(Collected data entries)

>>>

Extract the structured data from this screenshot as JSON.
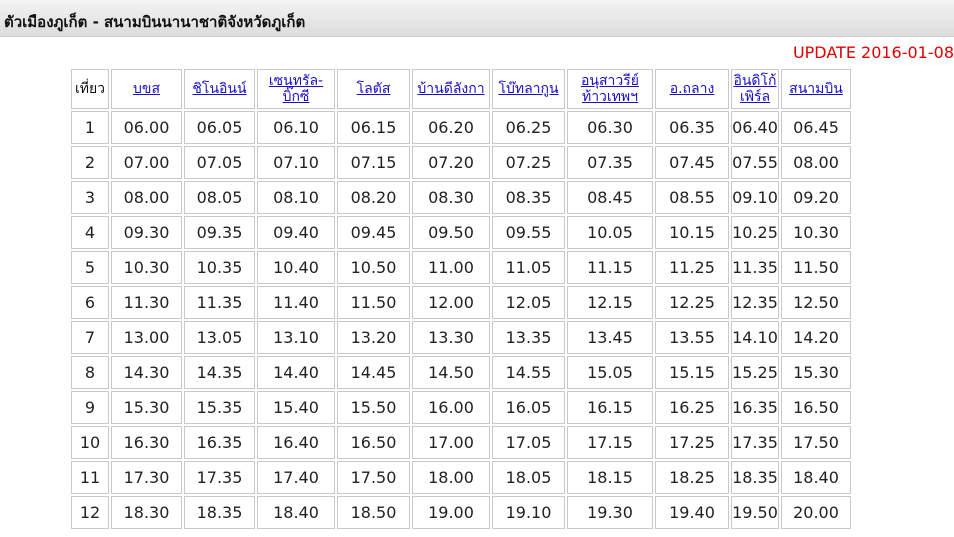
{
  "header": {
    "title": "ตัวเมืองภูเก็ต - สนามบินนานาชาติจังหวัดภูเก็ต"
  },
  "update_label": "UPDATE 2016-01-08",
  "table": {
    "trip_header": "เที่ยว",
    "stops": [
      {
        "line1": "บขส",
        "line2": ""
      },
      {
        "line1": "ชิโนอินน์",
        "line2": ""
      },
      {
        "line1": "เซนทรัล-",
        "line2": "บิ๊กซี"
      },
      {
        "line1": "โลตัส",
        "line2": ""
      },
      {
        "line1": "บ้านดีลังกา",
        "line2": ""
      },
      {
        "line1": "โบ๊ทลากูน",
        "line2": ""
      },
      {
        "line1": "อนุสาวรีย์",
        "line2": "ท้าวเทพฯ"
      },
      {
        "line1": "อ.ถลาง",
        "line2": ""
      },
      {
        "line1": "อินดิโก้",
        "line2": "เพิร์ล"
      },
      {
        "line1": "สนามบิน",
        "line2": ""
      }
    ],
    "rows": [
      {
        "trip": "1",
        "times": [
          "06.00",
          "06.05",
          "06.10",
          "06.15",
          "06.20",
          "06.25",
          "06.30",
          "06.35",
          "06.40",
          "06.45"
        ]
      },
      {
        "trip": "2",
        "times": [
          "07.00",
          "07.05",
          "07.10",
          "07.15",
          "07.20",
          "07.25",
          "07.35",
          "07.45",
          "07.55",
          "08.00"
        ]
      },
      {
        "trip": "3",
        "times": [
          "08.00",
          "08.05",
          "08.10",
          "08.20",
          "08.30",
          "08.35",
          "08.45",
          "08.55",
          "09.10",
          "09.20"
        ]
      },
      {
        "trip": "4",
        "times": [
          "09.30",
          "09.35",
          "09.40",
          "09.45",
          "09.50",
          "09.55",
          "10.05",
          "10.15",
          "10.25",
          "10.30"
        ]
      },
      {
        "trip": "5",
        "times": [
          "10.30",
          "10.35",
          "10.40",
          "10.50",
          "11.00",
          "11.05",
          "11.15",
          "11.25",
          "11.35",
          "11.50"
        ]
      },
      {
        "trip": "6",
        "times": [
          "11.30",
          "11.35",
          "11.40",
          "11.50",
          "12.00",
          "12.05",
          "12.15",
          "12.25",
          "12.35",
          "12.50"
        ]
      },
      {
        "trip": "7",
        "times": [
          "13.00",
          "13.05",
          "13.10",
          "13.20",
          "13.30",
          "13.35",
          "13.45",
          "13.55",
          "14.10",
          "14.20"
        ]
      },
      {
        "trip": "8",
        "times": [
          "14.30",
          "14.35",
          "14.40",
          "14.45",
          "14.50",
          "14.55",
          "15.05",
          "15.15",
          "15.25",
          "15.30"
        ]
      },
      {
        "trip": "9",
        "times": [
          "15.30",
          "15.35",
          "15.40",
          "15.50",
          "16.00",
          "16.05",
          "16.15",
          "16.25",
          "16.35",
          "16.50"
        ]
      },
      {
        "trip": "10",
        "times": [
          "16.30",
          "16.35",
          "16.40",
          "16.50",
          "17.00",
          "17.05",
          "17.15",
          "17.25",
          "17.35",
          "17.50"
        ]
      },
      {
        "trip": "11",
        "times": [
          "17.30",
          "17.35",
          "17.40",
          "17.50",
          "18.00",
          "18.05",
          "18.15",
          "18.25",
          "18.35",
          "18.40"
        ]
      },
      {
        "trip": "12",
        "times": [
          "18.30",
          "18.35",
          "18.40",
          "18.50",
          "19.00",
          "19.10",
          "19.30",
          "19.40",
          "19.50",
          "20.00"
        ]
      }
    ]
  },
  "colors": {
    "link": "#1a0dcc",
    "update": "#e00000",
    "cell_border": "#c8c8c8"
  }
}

<<<

**Problem statement:** Reproduce the material above verbatim; omit every picture.

**The answer:**
Extract the structured data from this screenshot as JSON.
{
  "header": {
    "title": "ตัวเมืองภูเก็ต - สนามบินนานาชาติจังหวัดภูเก็ต"
  },
  "update_label": "UPDATE 2016-01-08",
  "table": {
    "trip_header": "เที่ยว",
    "stops": [
      {
        "line1": "บขส",
        "line2": ""
      },
      {
        "line1": "ชิโนอินน์",
        "line2": ""
      },
      {
        "line1": "เซนทรัล-",
        "line2": "บิ๊กซี"
      },
      {
        "line1": "โลตัส",
        "line2": ""
      },
      {
        "line1": "บ้านดีลังกา",
        "line2": ""
      },
      {
        "line1": "โบ๊ทลากูน",
        "line2": ""
      },
      {
        "line1": "อนุสาวรีย์",
        "line2": "ท้าวเทพฯ"
      },
      {
        "line1": "อ.ถลาง",
        "line2": ""
      },
      {
        "line1": "อินดิโก้",
        "line2": "เพิร์ล"
      },
      {
        "line1": "สนามบิน",
        "line2": ""
      }
    ],
    "rows": [
      {
        "trip": "1",
        "times": [
          "06.00",
          "06.05",
          "06.10",
          "06.15",
          "06.20",
          "06.25",
          "06.30",
          "06.35",
          "06.40",
          "06.45"
        ]
      },
      {
        "trip": "2",
        "times": [
          "07.00",
          "07.05",
          "07.10",
          "07.15",
          "07.20",
          "07.25",
          "07.35",
          "07.45",
          "07.55",
          "08.00"
        ]
      },
      {
        "trip": "3",
        "times": [
          "08.00",
          "08.05",
          "08.10",
          "08.20",
          "08.30",
          "08.35",
          "08.45",
          "08.55",
          "09.10",
          "09.20"
        ]
      },
      {
        "trip": "4",
        "times": [
          "09.30",
          "09.35",
          "09.40",
          "09.45",
          "09.50",
          "09.55",
          "10.05",
          "10.15",
          "10.25",
          "10.30"
        ]
      },
      {
        "trip": "5",
        "times": [
          "10.30",
          "10.35",
          "10.40",
          "10.50",
          "11.00",
          "11.05",
          "11.15",
          "11.25",
          "11.35",
          "11.50"
        ]
      },
      {
        "trip": "6",
        "times": [
          "11.30",
          "11.35",
          "11.40",
          "11.50",
          "12.00",
          "12.05",
          "12.15",
          "12.25",
          "12.35",
          "12.50"
        ]
      },
      {
        "trip": "7",
        "times": [
          "13.00",
          "13.05",
          "13.10",
          "13.20",
          "13.30",
          "13.35",
          "13.45",
          "13.55",
          "14.10",
          "14.20"
        ]
      },
      {
        "trip": "8",
        "times": [
          "14.30",
          "14.35",
          "14.40",
          "14.45",
          "14.50",
          "14.55",
          "15.05",
          "15.15",
          "15.25",
          "15.30"
        ]
      },
      {
        "trip": "9",
        "times": [
          "15.30",
          "15.35",
          "15.40",
          "15.50",
          "16.00",
          "16.05",
          "16.15",
          "16.25",
          "16.35",
          "16.50"
        ]
      },
      {
        "trip": "10",
        "times": [
          "16.30",
          "16.35",
          "16.40",
          "16.50",
          "17.00",
          "17.05",
          "17.15",
          "17.25",
          "17.35",
          "17.50"
        ]
      },
      {
        "trip": "11",
        "times": [
          "17.30",
          "17.35",
          "17.40",
          "17.50",
          "18.00",
          "18.05",
          "18.15",
          "18.25",
          "18.35",
          "18.40"
        ]
      },
      {
        "trip": "12",
        "times": [
          "18.30",
          "18.35",
          "18.40",
          "18.50",
          "19.00",
          "19.10",
          "19.30",
          "19.40",
          "19.50",
          "20.00"
        ]
      }
    ]
  },
  "colors": {
    "link": "#1a0dcc",
    "update": "#e00000",
    "cell_border": "#c8c8c8"
  }
}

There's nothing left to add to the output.